Work to do => Verbatim output of all the material below is required.

Input for this task =>
◆ ◆ ◆
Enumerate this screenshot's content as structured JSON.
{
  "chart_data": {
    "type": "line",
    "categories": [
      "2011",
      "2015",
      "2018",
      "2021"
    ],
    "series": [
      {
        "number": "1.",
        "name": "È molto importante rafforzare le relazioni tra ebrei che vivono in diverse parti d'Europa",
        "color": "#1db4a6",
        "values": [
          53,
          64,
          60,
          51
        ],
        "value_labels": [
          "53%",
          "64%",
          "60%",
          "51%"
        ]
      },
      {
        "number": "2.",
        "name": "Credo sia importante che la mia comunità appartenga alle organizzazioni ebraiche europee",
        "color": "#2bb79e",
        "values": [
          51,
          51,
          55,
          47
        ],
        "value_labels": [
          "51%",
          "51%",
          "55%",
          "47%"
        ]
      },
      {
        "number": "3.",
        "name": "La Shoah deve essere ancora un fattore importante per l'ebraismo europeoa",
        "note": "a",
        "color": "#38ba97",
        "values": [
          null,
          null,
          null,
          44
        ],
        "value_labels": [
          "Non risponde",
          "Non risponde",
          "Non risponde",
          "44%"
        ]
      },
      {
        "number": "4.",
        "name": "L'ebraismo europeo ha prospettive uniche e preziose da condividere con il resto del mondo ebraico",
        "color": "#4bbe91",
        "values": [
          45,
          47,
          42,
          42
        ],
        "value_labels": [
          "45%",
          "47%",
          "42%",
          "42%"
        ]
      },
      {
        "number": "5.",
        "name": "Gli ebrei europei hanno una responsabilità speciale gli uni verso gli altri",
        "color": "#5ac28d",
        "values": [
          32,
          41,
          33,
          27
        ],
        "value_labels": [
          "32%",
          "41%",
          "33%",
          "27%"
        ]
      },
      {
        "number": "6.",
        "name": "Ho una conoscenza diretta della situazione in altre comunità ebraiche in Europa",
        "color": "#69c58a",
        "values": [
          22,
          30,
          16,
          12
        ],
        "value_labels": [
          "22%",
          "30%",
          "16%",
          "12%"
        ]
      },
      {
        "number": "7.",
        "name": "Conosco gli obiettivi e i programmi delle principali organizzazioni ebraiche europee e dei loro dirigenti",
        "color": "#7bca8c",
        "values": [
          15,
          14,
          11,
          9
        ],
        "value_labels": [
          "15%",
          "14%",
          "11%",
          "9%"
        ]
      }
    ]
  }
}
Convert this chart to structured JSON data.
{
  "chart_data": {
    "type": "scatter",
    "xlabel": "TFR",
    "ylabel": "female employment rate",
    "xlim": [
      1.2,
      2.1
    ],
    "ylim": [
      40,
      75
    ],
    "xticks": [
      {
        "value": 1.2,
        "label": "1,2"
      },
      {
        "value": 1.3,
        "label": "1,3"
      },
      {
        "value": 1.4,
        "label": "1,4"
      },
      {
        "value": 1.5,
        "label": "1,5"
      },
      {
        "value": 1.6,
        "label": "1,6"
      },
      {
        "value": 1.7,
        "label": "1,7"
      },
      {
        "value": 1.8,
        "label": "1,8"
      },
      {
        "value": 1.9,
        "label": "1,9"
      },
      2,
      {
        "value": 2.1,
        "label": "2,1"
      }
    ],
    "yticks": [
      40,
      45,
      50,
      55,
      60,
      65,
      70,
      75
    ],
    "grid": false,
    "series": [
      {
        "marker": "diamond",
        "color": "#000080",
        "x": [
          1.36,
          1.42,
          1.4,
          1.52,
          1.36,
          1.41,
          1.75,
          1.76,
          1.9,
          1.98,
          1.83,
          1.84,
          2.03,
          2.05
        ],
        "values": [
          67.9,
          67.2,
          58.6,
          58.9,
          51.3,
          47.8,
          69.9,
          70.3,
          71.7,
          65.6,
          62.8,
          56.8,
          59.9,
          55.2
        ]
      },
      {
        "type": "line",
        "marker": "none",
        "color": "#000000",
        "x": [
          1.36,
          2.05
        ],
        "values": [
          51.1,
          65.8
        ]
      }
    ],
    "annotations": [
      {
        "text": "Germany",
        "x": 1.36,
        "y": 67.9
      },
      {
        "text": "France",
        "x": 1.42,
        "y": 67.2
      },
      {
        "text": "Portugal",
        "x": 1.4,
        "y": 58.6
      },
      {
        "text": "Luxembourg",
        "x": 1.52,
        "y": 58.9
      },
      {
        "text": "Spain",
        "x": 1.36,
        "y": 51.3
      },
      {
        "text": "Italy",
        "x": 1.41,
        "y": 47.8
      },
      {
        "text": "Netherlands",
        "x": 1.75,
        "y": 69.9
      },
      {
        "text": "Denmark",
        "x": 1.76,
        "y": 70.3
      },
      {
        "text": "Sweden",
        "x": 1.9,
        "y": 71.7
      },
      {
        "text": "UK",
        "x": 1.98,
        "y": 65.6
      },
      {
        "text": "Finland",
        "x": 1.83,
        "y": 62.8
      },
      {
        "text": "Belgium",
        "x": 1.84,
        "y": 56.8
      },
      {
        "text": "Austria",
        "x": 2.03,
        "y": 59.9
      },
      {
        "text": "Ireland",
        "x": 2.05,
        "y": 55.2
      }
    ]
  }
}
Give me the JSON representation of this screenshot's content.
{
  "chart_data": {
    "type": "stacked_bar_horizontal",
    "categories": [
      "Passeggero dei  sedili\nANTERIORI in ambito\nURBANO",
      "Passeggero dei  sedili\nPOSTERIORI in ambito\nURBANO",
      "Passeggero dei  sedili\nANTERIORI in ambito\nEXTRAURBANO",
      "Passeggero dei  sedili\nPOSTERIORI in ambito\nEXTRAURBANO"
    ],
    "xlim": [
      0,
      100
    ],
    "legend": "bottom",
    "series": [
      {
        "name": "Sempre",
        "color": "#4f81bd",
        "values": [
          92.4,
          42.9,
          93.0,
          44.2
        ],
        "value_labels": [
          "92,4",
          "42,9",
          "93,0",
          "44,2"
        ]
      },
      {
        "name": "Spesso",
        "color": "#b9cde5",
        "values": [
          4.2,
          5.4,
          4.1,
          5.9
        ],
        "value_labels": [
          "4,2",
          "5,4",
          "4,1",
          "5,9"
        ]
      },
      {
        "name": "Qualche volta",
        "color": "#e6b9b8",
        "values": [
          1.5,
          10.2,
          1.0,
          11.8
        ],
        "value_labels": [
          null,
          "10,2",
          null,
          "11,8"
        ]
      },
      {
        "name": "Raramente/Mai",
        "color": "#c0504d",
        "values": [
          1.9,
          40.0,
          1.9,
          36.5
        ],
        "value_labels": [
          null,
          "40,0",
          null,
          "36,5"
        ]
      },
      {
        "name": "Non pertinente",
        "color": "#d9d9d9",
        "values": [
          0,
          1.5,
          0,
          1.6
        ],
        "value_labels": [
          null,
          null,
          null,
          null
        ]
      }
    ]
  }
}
◆ ◆ ◆
Complete response =>
Enumerate this screenshot's content as structured JSON.
{
  "chart_data": {
    "type": "line",
    "categories": [
      "2011",
      "2015",
      "2018",
      "2021"
    ],
    "series": [
      {
        "number": "1.",
        "name": "È molto importante rafforzare le relazioni tra ebrei che vivono in diverse parti d'Europa",
        "color": "#1db4a6",
        "values": [
          53,
          64,
          60,
          51
        ],
        "value_labels": [
          "53%",
          "64%",
          "60%",
          "51%"
        ]
      },
      {
        "number": "2.",
        "name": "Credo sia importante che la mia comunità appartenga alle organizzazioni ebraiche europee",
        "color": "#2bb79e",
        "values": [
          51,
          51,
          55,
          47
        ],
        "value_labels": [
          "51%",
          "51%",
          "55%",
          "47%"
        ]
      },
      {
        "number": "3.",
        "name": "La Shoah deve essere ancora un fattore importante per l'ebraismo europeoa",
        "note": "a",
        "color": "#38ba97",
        "values": [
          null,
          null,
          null,
          44
        ],
        "value_labels": [
          "Non risponde",
          "Non risponde",
          "Non risponde",
          "44%"
        ]
      },
      {
        "number": "4.",
        "name": "L'ebraismo europeo ha prospettive uniche e preziose da condividere con il resto del mondo ebraico",
        "color": "#4bbe91",
        "values": [
          45,
          47,
          42,
          42
        ],
        "value_labels": [
          "45%",
          "47%",
          "42%",
          "42%"
        ]
      },
      {
        "number": "5.",
        "name": "Gli ebrei europei hanno una responsabilità speciale gli uni verso gli altri",
        "color": "#5ac28d",
        "values": [
          32,
          41,
          33,
          27
        ],
        "value_labels": [
          "32%",
          "41%",
          "33%",
          "27%"
        ]
      },
      {
        "number": "6.",
        "name": "Ho una conoscenza diretta della situazione in altre comunità ebraiche in Europa",
        "color": "#69c58a",
        "values": [
          22,
          30,
          16,
          12
        ],
        "value_labels": [
          "22%",
          "30%",
          "16%",
          "12%"
        ]
      },
      {
        "number": "7.",
        "name": "Conosco gli obiettivi e i programmi delle principali organizzazioni ebraiche europee e dei loro dirigenti",
        "color": "#7bca8c",
        "values": [
          15,
          14,
          11,
          9
        ],
        "value_labels": [
          "15%",
          "14%",
          "11%",
          "9%"
        ]
      }
    ]
  }
}
Convert this chart to structured JSON data.
{
  "chart_data": {
    "type": "scatter",
    "xlabel": "TFR",
    "ylabel": "female employment rate",
    "xlim": [
      1.2,
      2.1
    ],
    "ylim": [
      40,
      75
    ],
    "xticks": [
      {
        "value": 1.2,
        "label": "1,2"
      },
      {
        "value": 1.3,
        "label": "1,3"
      },
      {
        "value": 1.4,
        "label": "1,4"
      },
      {
        "value": 1.5,
        "label": "1,5"
      },
      {
        "value": 1.6,
        "label": "1,6"
      },
      {
        "value": 1.7,
        "label": "1,7"
      },
      {
        "value": 1.8,
        "label": "1,8"
      },
      {
        "value": 1.9,
        "label": "1,9"
      },
      2,
      {
        "value": 2.1,
        "label": "2,1"
      }
    ],
    "yticks": [
      40,
      45,
      50,
      55,
      60,
      65,
      70,
      75
    ],
    "grid": false,
    "series": [
      {
        "marker": "diamond",
        "color": "#000080",
        "x": [
          1.36,
          1.42,
          1.4,
          1.52,
          1.36,
          1.41,
          1.75,
          1.76,
          1.9,
          1.98,
          1.83,
          1.84,
          2.03,
          2.05
        ],
        "values": [
          67.9,
          67.2,
          58.6,
          58.9,
          51.3,
          47.8,
          69.9,
          70.3,
          71.7,
          65.6,
          62.8,
          56.8,
          59.9,
          55.2
        ]
      },
      {
        "type": "line",
        "marker": "none",
        "color": "#000000",
        "x": [
          1.36,
          2.05
        ],
        "values": [
          51.1,
          65.8
        ]
      }
    ],
    "annotations": [
      {
        "text": "Germany",
        "x": 1.36,
        "y": 67.9
      },
      {
        "text": "France",
        "x": 1.42,
        "y": 67.2
      },
      {
        "text": "Portugal",
        "x": 1.4,
        "y": 58.6
      },
      {
        "text": "Luxembourg",
        "x": 1.52,
        "y": 58.9
      },
      {
        "text": "Spain",
        "x": 1.36,
        "y": 51.3
      },
      {
        "text": "Italy",
        "x": 1.41,
        "y": 47.8
      },
      {
        "text": "Netherlands",
        "x": 1.75,
        "y": 69.9
      },
      {
        "text": "Denmark",
        "x": 1.76,
        "y": 70.3
      },
      {
        "text": "Sweden",
        "x": 1.9,
        "y": 71.7
      },
      {
        "text": "UK",
        "x": 1.98,
        "y": 65.6
      },
      {
        "text": "Finland",
        "x": 1.83,
        "y": 62.8
      },
      {
        "text": "Belgium",
        "x": 1.84,
        "y": 56.8
      },
      {
        "text": "Austria",
        "x": 2.03,
        "y": 59.9
      },
      {
        "text": "Ireland",
        "x": 2.05,
        "y": 55.2
      }
    ]
  }
}
Give me the JSON representation of this screenshot's content.
{
  "chart_data": {
    "type": "stacked_bar_horizontal",
    "categories": [
      "Passeggero dei  sedili\nANTERIORI in ambito\nURBANO",
      "Passeggero dei  sedili\nPOSTERIORI in ambito\nURBANO",
      "Passeggero dei  sedili\nANTERIORI in ambito\nEXTRAURBANO",
      "Passeggero dei  sedili\nPOSTERIORI in ambito\nEXTRAURBANO"
    ],
    "xlim": [
      0,
      100
    ],
    "legend": "bottom",
    "series": [
      {
        "name": "Sempre",
        "color": "#4f81bd",
        "values": [
          92.4,
          42.9,
          93.0,
          44.2
        ],
        "value_labels": [
          "92,4",
          "42,9",
          "93,0",
          "44,2"
        ]
      },
      {
        "name": "Spesso",
        "color": "#b9cde5",
        "values": [
          4.2,
          5.4,
          4.1,
          5.9
        ],
        "value_labels": [
          "4,2",
          "5,4",
          "4,1",
          "5,9"
        ]
      },
      {
        "name": "Qualche volta",
        "color": "#e6b9b8",
        "values": [
          1.5,
          10.2,
          1.0,
          11.8
        ],
        "value_labels": [
          null,
          "10,2",
          null,
          "11,8"
        ]
      },
      {
        "name": "Raramente/Mai",
        "color": "#c0504d",
        "values": [
          1.9,
          40.0,
          1.9,
          36.5
        ],
        "value_labels": [
          null,
          "40,0",
          null,
          "36,5"
        ]
      },
      {
        "name": "Non pertinente",
        "color": "#d9d9d9",
        "values": [
          0,
          1.5,
          0,
          1.6
        ],
        "value_labels": [
          null,
          null,
          null,
          null
        ]
      }
    ]
  }
}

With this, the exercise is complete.